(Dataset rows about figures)
══════════

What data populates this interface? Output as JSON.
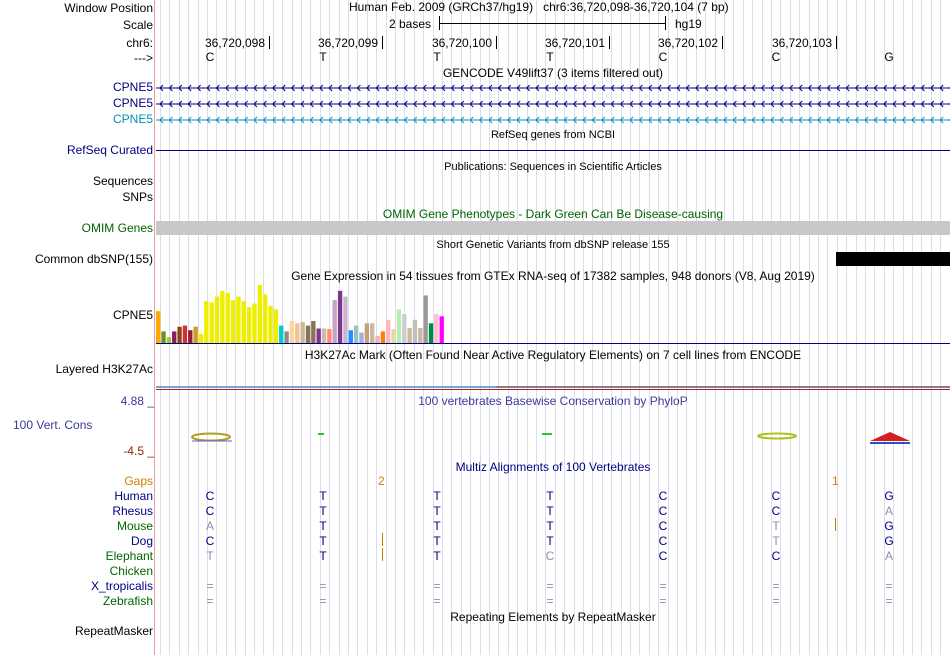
{
  "colors": {
    "navy": "#000080",
    "gencode_last": "#0090c0",
    "omim_green": "#006400",
    "phylop_blue": "#3a3a9a",
    "gaps_orange": "#d08000",
    "dark_red": "#8b2a00",
    "omim_bar": "#c8c8c8",
    "gray_base": "#9090a8",
    "h3k_line": "#7aa6d8"
  },
  "header": {
    "window_position_label": "Window Position",
    "assembly": "Human Feb. 2009 (GRCh37/hg19)",
    "position": "chr6:36,720,098-36,720,104 (7 bp)",
    "scale_label": "Scale",
    "scale_text": "2 bases",
    "scale_db": "hg19",
    "chrom_label": "chr6:",
    "strand_label": "--->",
    "coords": [
      "36,720,098",
      "36,720,099",
      "36,720,100",
      "36,720,101",
      "36,720,102",
      "36,720,103"
    ],
    "bases": [
      "C",
      "T",
      "T",
      "T",
      "C",
      "C",
      "G"
    ]
  },
  "gencode": {
    "title": "GENCODE V49lift37 (3 items filtered out)",
    "genes": [
      "CPNE5",
      "CPNE5",
      "CPNE5"
    ]
  },
  "refseq": {
    "title": "RefSeq genes from NCBI",
    "label": "RefSeq Curated"
  },
  "publications": {
    "title": "Publications: Sequences in Scientific Articles",
    "labels": [
      "Sequences",
      "SNPs"
    ]
  },
  "omim": {
    "title": "OMIM Gene Phenotypes - Dark Green Can Be Disease-causing",
    "label": "OMIM Genes"
  },
  "dbsnp": {
    "title": "Short Genetic Variants from dbSNP release 155",
    "label": "Common dbSNP(155)"
  },
  "gtex": {
    "title": "Gene Expression in 54 tissues from GTEx RNA-seq of 17382 samples, 948 donors (V8, Aug 2019)",
    "label": "CPNE5",
    "values": [
      0.55,
      0.2,
      0.1,
      0.2,
      0.28,
      0.3,
      0.22,
      0.28,
      0.16,
      0.72,
      0.7,
      0.8,
      0.9,
      0.86,
      0.74,
      0.8,
      0.72,
      0.62,
      0.68,
      1.0,
      0.84,
      0.64,
      0.58,
      0.3,
      0.2,
      0.38,
      0.34,
      0.36,
      0.3,
      0.38,
      0.25,
      0.25,
      0.24,
      0.74,
      0.9,
      0.8,
      0.22,
      0.3,
      0.18,
      0.34,
      0.34,
      0.12,
      0.2,
      0.4,
      0.24,
      0.58,
      0.5,
      0.26,
      0.4,
      0.26,
      0.82,
      0.34,
      0.5,
      0.46
    ],
    "colors": [
      "#ffaa00",
      "#6b8e23",
      "#9acd32",
      "#8b1c62",
      "#8b4513",
      "#cd3333",
      "#9b1c31",
      "#cd9b1d",
      "#eeee00",
      "#eeee00",
      "#eeee00",
      "#eeee00",
      "#eeee00",
      "#eeee00",
      "#eeee00",
      "#eeee00",
      "#eeee00",
      "#eeee00",
      "#eeee00",
      "#eeee00",
      "#eeee00",
      "#eeee00",
      "#eeee00",
      "#00cdcd",
      "#8b8b8b",
      "#ffd39b",
      "#eec591",
      "#cdb79e",
      "#8b7355",
      "#8b7355",
      "#7a378b",
      "#ccb6b6",
      "#ff8c69",
      "#c4a4c4",
      "#7a378b",
      "#cdb5cd",
      "#1e90ff",
      "#9ac0cd",
      "#a0b4d0",
      "#c8a078",
      "#cdb79e",
      "#eeb4b4",
      "#ff7f00",
      "#ffb6c1",
      "#e9d8a6",
      "#b4eeb4",
      "#cdcdcd",
      "#cdba96",
      "#bfbfbf",
      "#cdb79e",
      "#999999",
      "#008b45",
      "#ffc0cb",
      "#ff00ff"
    ]
  },
  "h3k27ac": {
    "title": "H3K27Ac Mark (Often Found Near Active Regulatory Elements) on 7 cell lines from ENCODE",
    "label": "Layered H3K27Ac"
  },
  "phylop": {
    "title": "100 vertebrates Basewise Conservation by PhyloP",
    "label": "100 Vert. Cons",
    "max": "4.88 _",
    "min": "-4.5 _"
  },
  "multiz": {
    "title": "Multiz Alignments of 100 Vertebrates",
    "gaps_label": "Gaps",
    "gap_marks": [
      "2",
      "1"
    ],
    "species": [
      {
        "name": "Human",
        "color": "#000080",
        "bases": [
          "C",
          "T",
          "T",
          "T",
          "C",
          "C",
          "G"
        ],
        "faint": [
          0,
          0,
          0,
          0,
          0,
          0,
          0
        ]
      },
      {
        "name": "Rhesus",
        "color": "#000080",
        "bases": [
          "C",
          "T",
          "T",
          "T",
          "C",
          "C",
          "A"
        ],
        "faint": [
          0,
          0,
          0,
          0,
          0,
          0,
          1
        ]
      },
      {
        "name": "Mouse",
        "color": "#006400",
        "bases": [
          "A",
          "T",
          "T",
          "T",
          "C",
          "T",
          "G"
        ],
        "faint": [
          1,
          0,
          0,
          0,
          0,
          1,
          0
        ]
      },
      {
        "name": "Dog",
        "color": "#000080",
        "bases": [
          "C",
          "T",
          "T",
          "T",
          "C",
          "T",
          "G"
        ],
        "faint": [
          0,
          0,
          0,
          0,
          0,
          1,
          0
        ]
      },
      {
        "name": "Elephant",
        "color": "#006400",
        "bases": [
          "T",
          "T",
          "T",
          "C",
          "C",
          "C",
          "A"
        ],
        "faint": [
          1,
          0,
          0,
          1,
          0,
          0,
          1
        ]
      },
      {
        "name": "Chicken",
        "color": "#006400",
        "bases": [
          "",
          "",
          "",
          "",
          "",
          "",
          ""
        ],
        "faint": [
          0,
          0,
          0,
          0,
          0,
          0,
          0
        ]
      },
      {
        "name": "X_tropicalis",
        "color": "#000080",
        "bases": [
          "=",
          "=",
          "=",
          "=",
          "=",
          "=",
          "="
        ],
        "faint": [
          1,
          1,
          1,
          1,
          1,
          1,
          1
        ]
      },
      {
        "name": "Zebrafish",
        "color": "#006400",
        "bases": [
          "=",
          "=",
          "=",
          "=",
          "=",
          "=",
          "="
        ],
        "faint": [
          1,
          1,
          1,
          1,
          1,
          1,
          1
        ]
      }
    ]
  },
  "repeatmasker": {
    "title": "Repeating Elements by RepeatMasker",
    "label": "RepeatMasker"
  }
}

══════════

What is being asked:
Where a line above includes "Elements", copy that line.

Your solution:
    "title": "H3K27Ac Mark (Often Found Near Active Regulatory Elements) on 7 cell lines from ENCODE",
    "title": "Repeating Elements by RepeatMasker",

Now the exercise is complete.